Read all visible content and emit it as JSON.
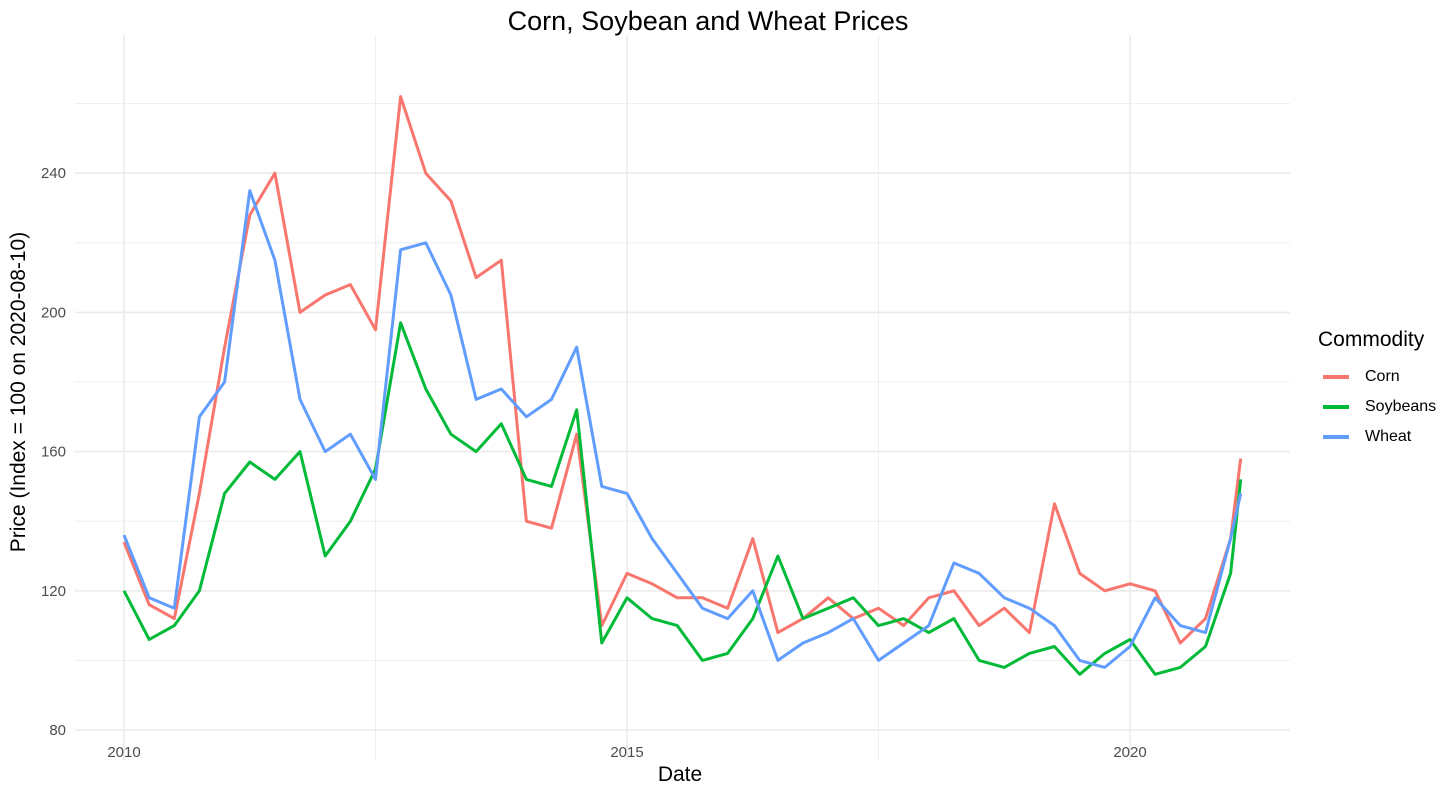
{
  "chart_data": {
    "type": "line",
    "title": "Corn, Soybean and Wheat Prices",
    "xlabel": "Date",
    "ylabel": "Price (Index = 100 on 2020-08-10)",
    "xlim": [
      2009.5,
      2021.6
    ],
    "ylim": [
      78,
      285
    ],
    "x_ticks": [
      "2010",
      "2015",
      "2020"
    ],
    "x_tick_values": [
      2010,
      2015,
      2020
    ],
    "y_ticks": [
      80,
      120,
      160,
      200,
      240
    ],
    "grid": true,
    "legend_position": "right",
    "legend_title": "Commodity",
    "x": [
      2010.0,
      2010.25,
      2010.5,
      2010.75,
      2011.0,
      2011.25,
      2011.5,
      2011.75,
      2012.0,
      2012.25,
      2012.5,
      2012.75,
      2013.0,
      2013.25,
      2013.5,
      2013.75,
      2014.0,
      2014.25,
      2014.5,
      2014.75,
      2015.0,
      2015.25,
      2015.5,
      2015.75,
      2016.0,
      2016.25,
      2016.5,
      2016.75,
      2017.0,
      2017.25,
      2017.5,
      2017.75,
      2018.0,
      2018.25,
      2018.5,
      2018.75,
      2019.0,
      2019.25,
      2019.5,
      2019.75,
      2020.0,
      2020.25,
      2020.5,
      2020.75,
      2021.0,
      2021.1
    ],
    "series": [
      {
        "name": "Corn",
        "color": "#F8766D",
        "values": [
          134,
          116,
          112,
          148,
          190,
          228,
          240,
          200,
          205,
          208,
          195,
          262,
          240,
          232,
          210,
          215,
          140,
          138,
          165,
          110,
          125,
          122,
          118,
          118,
          115,
          135,
          108,
          112,
          118,
          112,
          115,
          110,
          118,
          120,
          110,
          115,
          108,
          145,
          125,
          120,
          122,
          120,
          105,
          112,
          135,
          158
        ]
      },
      {
        "name": "Soybeans",
        "color": "#00BA38",
        "values": [
          120,
          106,
          110,
          120,
          148,
          157,
          152,
          160,
          130,
          140,
          155,
          197,
          178,
          165,
          160,
          168,
          152,
          150,
          172,
          105,
          118,
          112,
          110,
          100,
          102,
          112,
          130,
          112,
          115,
          118,
          110,
          112,
          108,
          112,
          100,
          98,
          102,
          104,
          96,
          102,
          106,
          96,
          98,
          104,
          125,
          152
        ]
      },
      {
        "name": "Wheat",
        "color": "#619CFF",
        "values": [
          136,
          118,
          115,
          170,
          180,
          235,
          215,
          175,
          160,
          165,
          152,
          218,
          220,
          205,
          175,
          178,
          170,
          175,
          190,
          150,
          148,
          135,
          125,
          115,
          112,
          120,
          100,
          105,
          108,
          112,
          100,
          105,
          110,
          128,
          125,
          118,
          115,
          110,
          100,
          98,
          104,
          118,
          110,
          108,
          135,
          148
        ]
      }
    ]
  },
  "legend": {
    "title": "Commodity",
    "items": [
      {
        "label": "Corn",
        "color": "#F8766D"
      },
      {
        "label": "Soybeans",
        "color": "#00BA38"
      },
      {
        "label": "Wheat",
        "color": "#619CFF"
      }
    ]
  }
}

What you have to do
Copy every record character for character. Skip the pictures.

The reply
Read all visible content and emit it as JSON.
{
  "chart_data": {
    "type": "line",
    "title": "Corn, Soybean and Wheat Prices",
    "xlabel": "Date",
    "ylabel": "Price (Index = 100 on 2020-08-10)",
    "xlim": [
      2009.5,
      2021.6
    ],
    "ylim": [
      78,
      285
    ],
    "x_ticks": [
      "2010",
      "2015",
      "2020"
    ],
    "x_tick_values": [
      2010,
      2015,
      2020
    ],
    "y_ticks": [
      80,
      120,
      160,
      200,
      240
    ],
    "grid": true,
    "legend_position": "right",
    "legend_title": "Commodity",
    "x": [
      2010.0,
      2010.25,
      2010.5,
      2010.75,
      2011.0,
      2011.25,
      2011.5,
      2011.75,
      2012.0,
      2012.25,
      2012.5,
      2012.75,
      2013.0,
      2013.25,
      2013.5,
      2013.75,
      2014.0,
      2014.25,
      2014.5,
      2014.75,
      2015.0,
      2015.25,
      2015.5,
      2015.75,
      2016.0,
      2016.25,
      2016.5,
      2016.75,
      2017.0,
      2017.25,
      2017.5,
      2017.75,
      2018.0,
      2018.25,
      2018.5,
      2018.75,
      2019.0,
      2019.25,
      2019.5,
      2019.75,
      2020.0,
      2020.25,
      2020.5,
      2020.75,
      2021.0,
      2021.1
    ],
    "series": [
      {
        "name": "Corn",
        "color": "#F8766D",
        "values": [
          134,
          116,
          112,
          148,
          190,
          228,
          240,
          200,
          205,
          208,
          195,
          262,
          240,
          232,
          210,
          215,
          140,
          138,
          165,
          110,
          125,
          122,
          118,
          118,
          115,
          135,
          108,
          112,
          118,
          112,
          115,
          110,
          118,
          120,
          110,
          115,
          108,
          145,
          125,
          120,
          122,
          120,
          105,
          112,
          135,
          158
        ]
      },
      {
        "name": "Soybeans",
        "color": "#00BA38",
        "values": [
          120,
          106,
          110,
          120,
          148,
          157,
          152,
          160,
          130,
          140,
          155,
          197,
          178,
          165,
          160,
          168,
          152,
          150,
          172,
          105,
          118,
          112,
          110,
          100,
          102,
          112,
          130,
          112,
          115,
          118,
          110,
          112,
          108,
          112,
          100,
          98,
          102,
          104,
          96,
          102,
          106,
          96,
          98,
          104,
          125,
          152
        ]
      },
      {
        "name": "Wheat",
        "color": "#619CFF",
        "values": [
          136,
          118,
          115,
          170,
          180,
          235,
          215,
          175,
          160,
          165,
          152,
          218,
          220,
          205,
          175,
          178,
          170,
          175,
          190,
          150,
          148,
          135,
          125,
          115,
          112,
          120,
          100,
          105,
          108,
          112,
          100,
          105,
          110,
          128,
          125,
          118,
          115,
          110,
          100,
          98,
          104,
          118,
          110,
          108,
          135,
          148
        ]
      }
    ]
  },
  "legend": {
    "title": "Commodity",
    "items": [
      {
        "label": "Corn",
        "color": "#F8766D"
      },
      {
        "label": "Soybeans",
        "color": "#00BA38"
      },
      {
        "label": "Wheat",
        "color": "#619CFF"
      }
    ]
  }
}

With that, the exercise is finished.